:: Excerpted data ::
========================================================================

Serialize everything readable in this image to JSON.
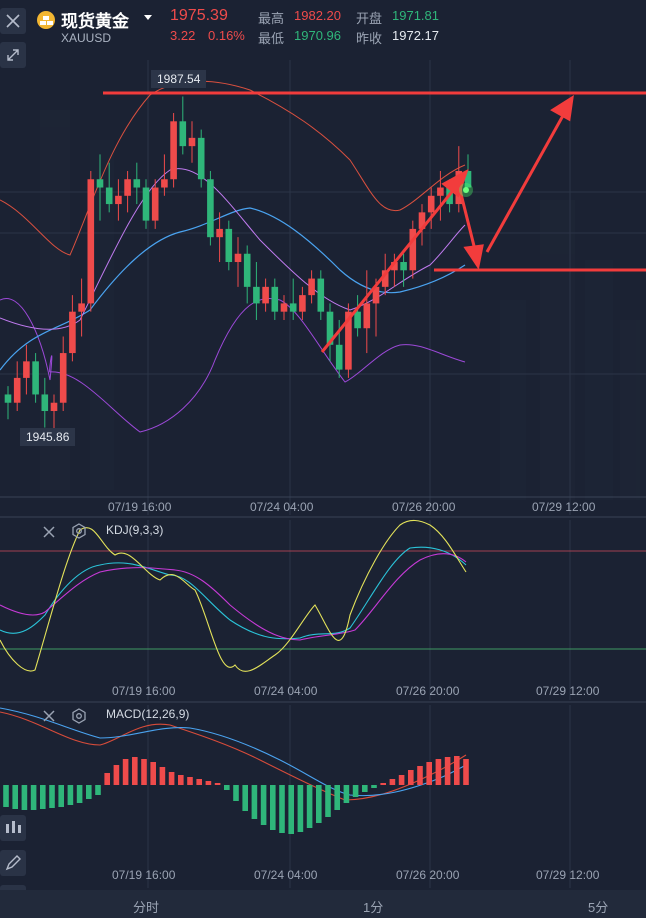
{
  "header": {
    "name": "现货黄金",
    "symbol": "XAUUSD",
    "price": "1975.39",
    "change": "3.22",
    "change_pct": "0.16%",
    "high_label": "最高",
    "high": "1982.20",
    "open_label": "开盘",
    "open": "1971.81",
    "low_label": "最低",
    "low": "1970.96",
    "prev_label": "昨收",
    "prev": "1972.17",
    "colors": {
      "up": "#ef4b4b",
      "down": "#2fb67a",
      "text": "#c9d1dc"
    }
  },
  "price_labels": {
    "max": "1987.54",
    "min": "1945.86"
  },
  "kdj": {
    "label": "KDJ(9,3,3)"
  },
  "macd": {
    "label": "MACD(12,26,9)"
  },
  "time_axis": [
    "07/19 16:00",
    "07/24 04:00",
    "07/26 20:00",
    "07/29 12:00"
  ],
  "bottom_tabs": [
    "分时",
    "1分",
    "5分"
  ],
  "chart_data": [
    {
      "type": "candlestick",
      "categories_note": "hourly candles",
      "x_ticks": [
        "07/19 16:00",
        "07/24 04:00",
        "07/26 20:00",
        "07/29 12:00"
      ],
      "annotations": [
        "1987.54",
        "1945.86"
      ],
      "candles": [
        [
          1951,
          1952,
          1948,
          1950
        ],
        [
          1950,
          1955,
          1949,
          1953
        ],
        [
          1953,
          1957,
          1951,
          1955
        ],
        [
          1955,
          1956,
          1950,
          1951
        ],
        [
          1951,
          1953,
          1947,
          1949
        ],
        [
          1949,
          1951,
          1946,
          1950
        ],
        [
          1950,
          1958,
          1949,
          1956
        ],
        [
          1956,
          1963,
          1955,
          1961
        ],
        [
          1961,
          1965,
          1958,
          1962
        ],
        [
          1962,
          1978,
          1961,
          1977
        ],
        [
          1977,
          1980,
          1972,
          1976
        ],
        [
          1976,
          1979,
          1973,
          1974
        ],
        [
          1974,
          1977,
          1972,
          1975
        ],
        [
          1975,
          1978,
          1973,
          1977
        ],
        [
          1977,
          1979,
          1974,
          1976
        ],
        [
          1976,
          1977,
          1971,
          1972
        ],
        [
          1972,
          1977,
          1971,
          1976
        ],
        [
          1976,
          1980,
          1975,
          1977
        ],
        [
          1977,
          1985,
          1976,
          1984
        ],
        [
          1984,
          1987,
          1980,
          1981
        ],
        [
          1981,
          1984,
          1979,
          1982
        ],
        [
          1982,
          1983,
          1976,
          1977
        ],
        [
          1977,
          1978,
          1969,
          1970
        ],
        [
          1970,
          1973,
          1967,
          1971
        ],
        [
          1971,
          1972,
          1966,
          1967
        ],
        [
          1967,
          1970,
          1964,
          1968
        ],
        [
          1968,
          1969,
          1962,
          1964
        ],
        [
          1964,
          1967,
          1960,
          1962
        ],
        [
          1962,
          1965,
          1961,
          1964
        ],
        [
          1964,
          1965,
          1960,
          1961
        ],
        [
          1961,
          1963,
          1960,
          1962
        ],
        [
          1962,
          1965,
          1960,
          1961
        ],
        [
          1961,
          1964,
          1960,
          1963
        ],
        [
          1963,
          1966,
          1962,
          1965
        ],
        [
          1965,
          1966,
          1960,
          1961
        ],
        [
          1961,
          1962,
          1955,
          1957
        ],
        [
          1957,
          1960,
          1953,
          1954
        ],
        [
          1954,
          1962,
          1953,
          1961
        ],
        [
          1961,
          1963,
          1958,
          1959
        ],
        [
          1959,
          1966,
          1956,
          1962
        ],
        [
          1962,
          1965,
          1958,
          1964
        ],
        [
          1964,
          1968,
          1963,
          1966
        ],
        [
          1966,
          1968,
          1964,
          1967
        ],
        [
          1967,
          1968,
          1964,
          1966
        ],
        [
          1966,
          1972,
          1965,
          1971
        ],
        [
          1971,
          1974,
          1969,
          1973
        ],
        [
          1973,
          1976,
          1971,
          1975
        ],
        [
          1975,
          1978,
          1972,
          1976
        ],
        [
          1976,
          1977,
          1973,
          1974
        ],
        [
          1974,
          1981,
          1973,
          1978
        ],
        [
          1978,
          1980,
          1976,
          1976
        ]
      ]
    },
    {
      "type": "line",
      "title": "KDJ(9,3,3)",
      "x_ticks": [
        "07/19 16:00",
        "07/24 04:00",
        "07/26 20:00",
        "07/29 12:00"
      ]
    },
    {
      "type": "bar",
      "title": "MACD(12,26,9)",
      "x_ticks": [
        "07/19 16:00",
        "07/24 04:00",
        "07/26 20:00",
        "07/29 12:00"
      ],
      "histogram": [
        -2.2,
        -2.4,
        -2.5,
        -2.5,
        -2.4,
        -2.3,
        -2.2,
        -2,
        -1.8,
        -1.4,
        -1,
        1.2,
        2,
        2.6,
        2.8,
        2.6,
        2.3,
        1.8,
        1.3,
        1,
        0.8,
        0.6,
        0.4,
        0.2,
        -0.5,
        -1.6,
        -2.6,
        -3.4,
        -4,
        -4.5,
        -4.8,
        -4.9,
        -4.7,
        -4.3,
        -3.8,
        -3.2,
        -2.5,
        -1.8,
        -1.2,
        -0.7,
        -0.3,
        0.2,
        0.6,
        1,
        1.5,
        1.9,
        2.3,
        2.6,
        2.8,
        2.9,
        2.6
      ]
    }
  ]
}
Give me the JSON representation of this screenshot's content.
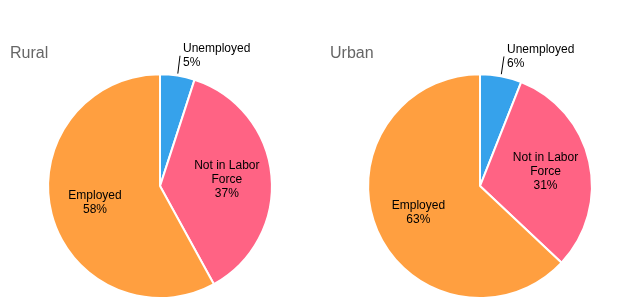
{
  "chart_data": [
    {
      "type": "pie",
      "title": "Rural",
      "categories": [
        "Unemployed",
        "Not in Labor\nForce",
        "Employed"
      ],
      "values": [
        5,
        37,
        58
      ],
      "value_labels": [
        "5%",
        "37%",
        "58%"
      ],
      "data_labels": true
    },
    {
      "type": "pie",
      "title": "Urban",
      "categories": [
        "Unemployed",
        "Not in Labor\nForce",
        "Employed"
      ],
      "values": [
        6,
        31,
        63
      ],
      "value_labels": [
        "6%",
        "31%",
        "63%"
      ],
      "data_labels": true
    }
  ]
}
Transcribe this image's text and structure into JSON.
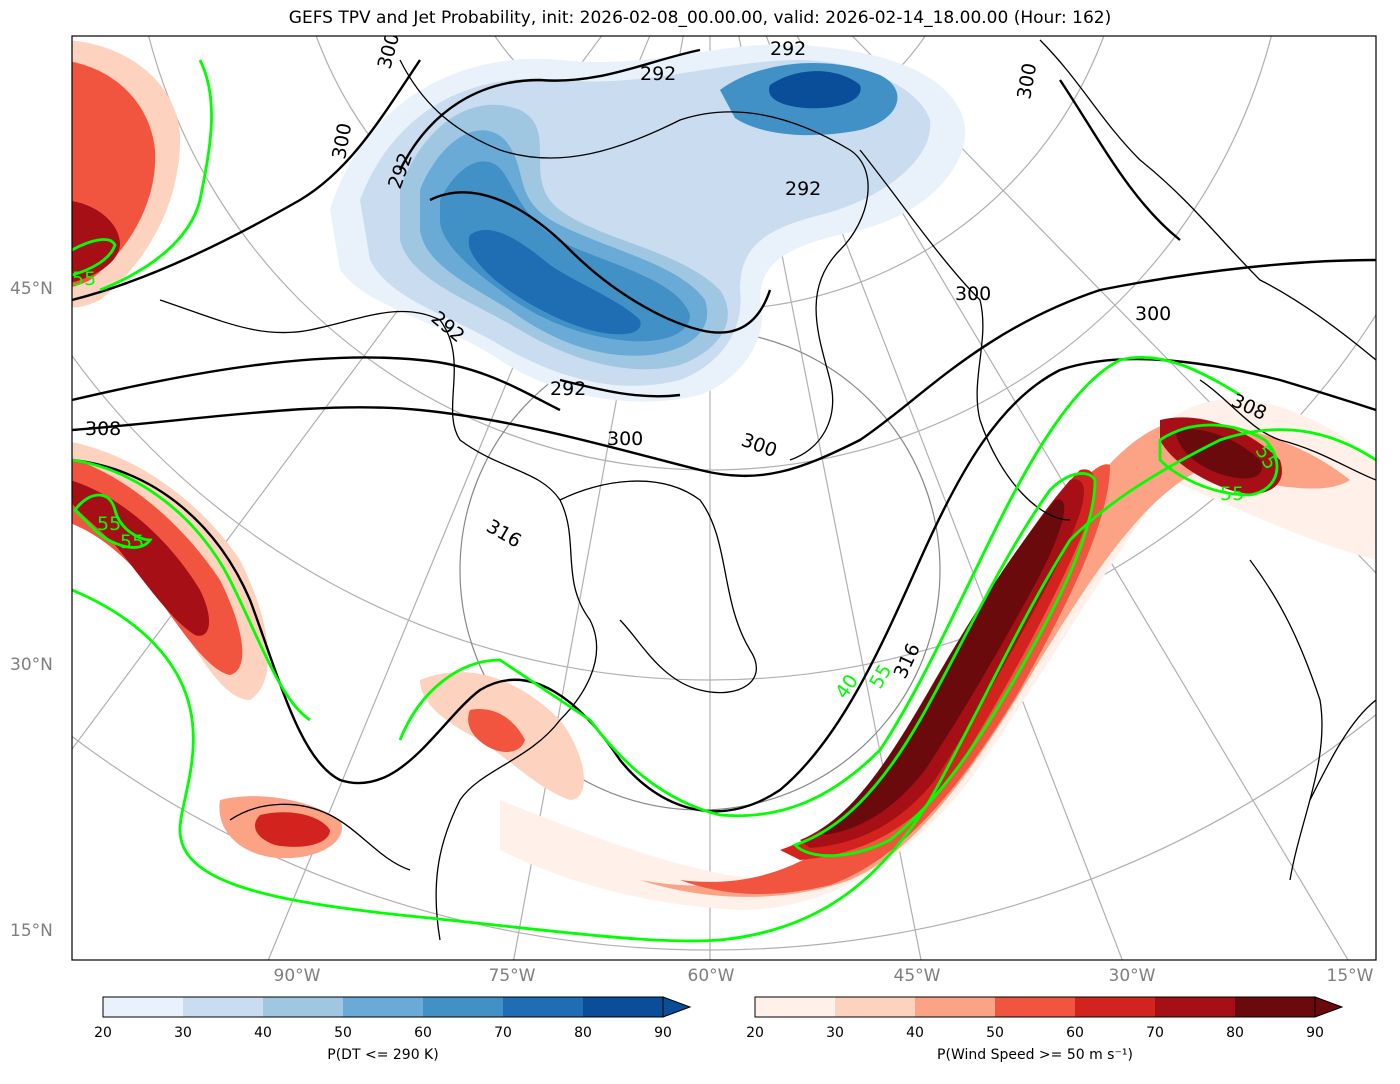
{
  "title": "GEFS TPV and Jet Probability, init: 2026-02-08_00.00.00, valid: 2026-02-14_18.00.00 (Hour: 162)",
  "lat_labels": [
    "45°N",
    "30°N",
    "15°N"
  ],
  "lon_labels": [
    "90°W",
    "75°W",
    "60°W",
    "45°W",
    "30°W",
    "15°W"
  ],
  "contour_labels": {
    "theta": [
      "292",
      "292",
      "292",
      "292",
      "292",
      "292",
      "300",
      "300",
      "300",
      "300",
      "300",
      "300",
      "300",
      "308",
      "308",
      "316",
      "316"
    ],
    "wind": [
      "55",
      "55",
      "55",
      "55",
      "55",
      "40",
      "55"
    ]
  },
  "colorbar_left": {
    "label": "P(DT <= 290 K)",
    "ticks": [
      "20",
      "30",
      "40",
      "50",
      "60",
      "70",
      "80",
      "90"
    ],
    "colors": [
      "#e9f2fa",
      "#c9dcf0",
      "#9fc7e2",
      "#6aaad6",
      "#4190c6",
      "#1f6eb3",
      "#0a4d99"
    ]
  },
  "colorbar_right": {
    "label": "P(Wind Speed >= 50 m s⁻¹)",
    "ticks": [
      "20",
      "30",
      "40",
      "50",
      "60",
      "70",
      "80",
      "90"
    ],
    "colors": [
      "#fff0ea",
      "#fdd2bf",
      "#fca385",
      "#f2553f",
      "#d3231f",
      "#a50f15",
      "#6b0a0d"
    ]
  },
  "colors": {
    "jet_contour": "#00ff00",
    "theta_contour": "#000000",
    "coast": "#000000",
    "grid": "#b0b0b0"
  }
}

========================================================================

:: Work to complete ::
Extract the full listing exactly, with the pictures left out.

:: Expected answer ::
Serialize everything readable in this image to JSON.
{
  "header": {
    "name": "现货黄金",
    "symbol": "XAUUSD",
    "price": "1975.39",
    "change": "3.22",
    "change_pct": "0.16%",
    "high_label": "最高",
    "high": "1982.20",
    "open_label": "开盘",
    "open": "1971.81",
    "low_label": "最低",
    "low": "1970.96",
    "prev_label": "昨收",
    "prev": "1972.17",
    "colors": {
      "up": "#ef4b4b",
      "down": "#2fb67a",
      "text": "#c9d1dc"
    }
  },
  "price_labels": {
    "max": "1987.54",
    "min": "1945.86"
  },
  "kdj": {
    "label": "KDJ(9,3,3)"
  },
  "macd": {
    "label": "MACD(12,26,9)"
  },
  "time_axis": [
    "07/19 16:00",
    "07/24 04:00",
    "07/26 20:00",
    "07/29 12:00"
  ],
  "bottom_tabs": [
    "分时",
    "1分",
    "5分"
  ],
  "chart_data": [
    {
      "type": "candlestick",
      "categories_note": "hourly candles",
      "x_ticks": [
        "07/19 16:00",
        "07/24 04:00",
        "07/26 20:00",
        "07/29 12:00"
      ],
      "annotations": [
        "1987.54",
        "1945.86"
      ],
      "candles": [
        [
          1951,
          1952,
          1948,
          1950
        ],
        [
          1950,
          1955,
          1949,
          1953
        ],
        [
          1953,
          1957,
          1951,
          1955
        ],
        [
          1955,
          1956,
          1950,
          1951
        ],
        [
          1951,
          1953,
          1947,
          1949
        ],
        [
          1949,
          1951,
          1946,
          1950
        ],
        [
          1950,
          1958,
          1949,
          1956
        ],
        [
          1956,
          1963,
          1955,
          1961
        ],
        [
          1961,
          1965,
          1958,
          1962
        ],
        [
          1962,
          1978,
          1961,
          1977
        ],
        [
          1977,
          1980,
          1972,
          1976
        ],
        [
          1976,
          1979,
          1973,
          1974
        ],
        [
          1974,
          1977,
          1972,
          1975
        ],
        [
          1975,
          1978,
          1973,
          1977
        ],
        [
          1977,
          1979,
          1974,
          1976
        ],
        [
          1976,
          1977,
          1971,
          1972
        ],
        [
          1972,
          1977,
          1971,
          1976
        ],
        [
          1976,
          1980,
          1975,
          1977
        ],
        [
          1977,
          1985,
          1976,
          1984
        ],
        [
          1984,
          1987,
          1980,
          1981
        ],
        [
          1981,
          1984,
          1979,
          1982
        ],
        [
          1982,
          1983,
          1976,
          1977
        ],
        [
          1977,
          1978,
          1969,
          1970
        ],
        [
          1970,
          1973,
          1967,
          1971
        ],
        [
          1971,
          1972,
          1966,
          1967
        ],
        [
          1967,
          1970,
          1964,
          1968
        ],
        [
          1968,
          1969,
          1962,
          1964
        ],
        [
          1964,
          1967,
          1960,
          1962
        ],
        [
          1962,
          1965,
          1961,
          1964
        ],
        [
          1964,
          1965,
          1960,
          1961
        ],
        [
          1961,
          1963,
          1960,
          1962
        ],
        [
          1962,
          1965,
          1960,
          1961
        ],
        [
          1961,
          1964,
          1960,
          1963
        ],
        [
          1963,
          1966,
          1962,
          1965
        ],
        [
          1965,
          1966,
          1960,
          1961
        ],
        [
          1961,
          1962,
          1955,
          1957
        ],
        [
          1957,
          1960,
          1953,
          1954
        ],
        [
          1954,
          1962,
          1953,
          1961
        ],
        [
          1961,
          1963,
          1958,
          1959
        ],
        [
          1959,
          1966,
          1956,
          1962
        ],
        [
          1962,
          1965,
          1958,
          1964
        ],
        [
          1964,
          1968,
          1963,
          1966
        ],
        [
          1966,
          1968,
          1964,
          1967
        ],
        [
          1967,
          1968,
          1964,
          1966
        ],
        [
          1966,
          1972,
          1965,
          1971
        ],
        [
          1971,
          1974,
          1969,
          1973
        ],
        [
          1973,
          1976,
          1971,
          1975
        ],
        [
          1975,
          1978,
          1972,
          1976
        ],
        [
          1976,
          1977,
          1973,
          1974
        ],
        [
          1974,
          1981,
          1973,
          1978
        ],
        [
          1978,
          1980,
          1976,
          1976
        ]
      ]
    },
    {
      "type": "line",
      "title": "KDJ(9,3,3)",
      "x_ticks": [
        "07/19 16:00",
        "07/24 04:00",
        "07/26 20:00",
        "07/29 12:00"
      ]
    },
    {
      "type": "bar",
      "title": "MACD(12,26,9)",
      "x_ticks": [
        "07/19 16:00",
        "07/24 04:00",
        "07/26 20:00",
        "07/29 12:00"
      ],
      "histogram": [
        -2.2,
        -2.4,
        -2.5,
        -2.5,
        -2.4,
        -2.3,
        -2.2,
        -2,
        -1.8,
        -1.4,
        -1,
        1.2,
        2,
        2.6,
        2.8,
        2.6,
        2.3,
        1.8,
        1.3,
        1,
        0.8,
        0.6,
        0.4,
        0.2,
        -0.5,
        -1.6,
        -2.6,
        -3.4,
        -4,
        -4.5,
        -4.8,
        -4.9,
        -4.7,
        -4.3,
        -3.8,
        -3.2,
        -2.5,
        -1.8,
        -1.2,
        -0.7,
        -0.3,
        0.2,
        0.6,
        1,
        1.5,
        1.9,
        2.3,
        2.6,
        2.8,
        2.9,
        2.6
      ]
    }
  ]
}
Give me the JSON representation of this screenshot's content.
{
  "chart_data": [
    {
      "type": "pie",
      "title": "Rural",
      "categories": [
        "Unemployed",
        "Not in Labor\nForce",
        "Employed"
      ],
      "values": [
        5,
        37,
        58
      ],
      "value_labels": [
        "5%",
        "37%",
        "58%"
      ],
      "data_labels": true
    },
    {
      "type": "pie",
      "title": "Urban",
      "categories": [
        "Unemployed",
        "Not in Labor\nForce",
        "Employed"
      ],
      "values": [
        6,
        31,
        63
      ],
      "value_labels": [
        "6%",
        "31%",
        "63%"
      ],
      "data_labels": true
    }
  ]
}
Transcribe this image's text and structure into JSON.
{
  "title": "GEFS TPV and Jet Probability, init: 2026-02-08_00.00.00, valid: 2026-02-14_18.00.00 (Hour: 162)",
  "lat_labels": [
    "45°N",
    "30°N",
    "15°N"
  ],
  "lon_labels": [
    "90°W",
    "75°W",
    "60°W",
    "45°W",
    "30°W",
    "15°W"
  ],
  "contour_labels": {
    "theta": [
      "292",
      "292",
      "292",
      "292",
      "292",
      "292",
      "300",
      "300",
      "300",
      "300",
      "300",
      "300",
      "300",
      "308",
      "308",
      "316",
      "316"
    ],
    "wind": [
      "55",
      "55",
      "55",
      "55",
      "55",
      "40",
      "55"
    ]
  },
  "colorbar_left": {
    "label": "P(DT <= 290 K)",
    "ticks": [
      "20",
      "30",
      "40",
      "50",
      "60",
      "70",
      "80",
      "90"
    ],
    "colors": [
      "#e9f2fa",
      "#c9dcf0",
      "#9fc7e2",
      "#6aaad6",
      "#4190c6",
      "#1f6eb3",
      "#0a4d99"
    ]
  },
  "colorbar_right": {
    "label": "P(Wind Speed >= 50 m s⁻¹)",
    "ticks": [
      "20",
      "30",
      "40",
      "50",
      "60",
      "70",
      "80",
      "90"
    ],
    "colors": [
      "#fff0ea",
      "#fdd2bf",
      "#fca385",
      "#f2553f",
      "#d3231f",
      "#a50f15",
      "#6b0a0d"
    ]
  },
  "colors": {
    "jet_contour": "#00ff00",
    "theta_contour": "#000000",
    "coast": "#000000",
    "grid": "#b0b0b0"
  }
}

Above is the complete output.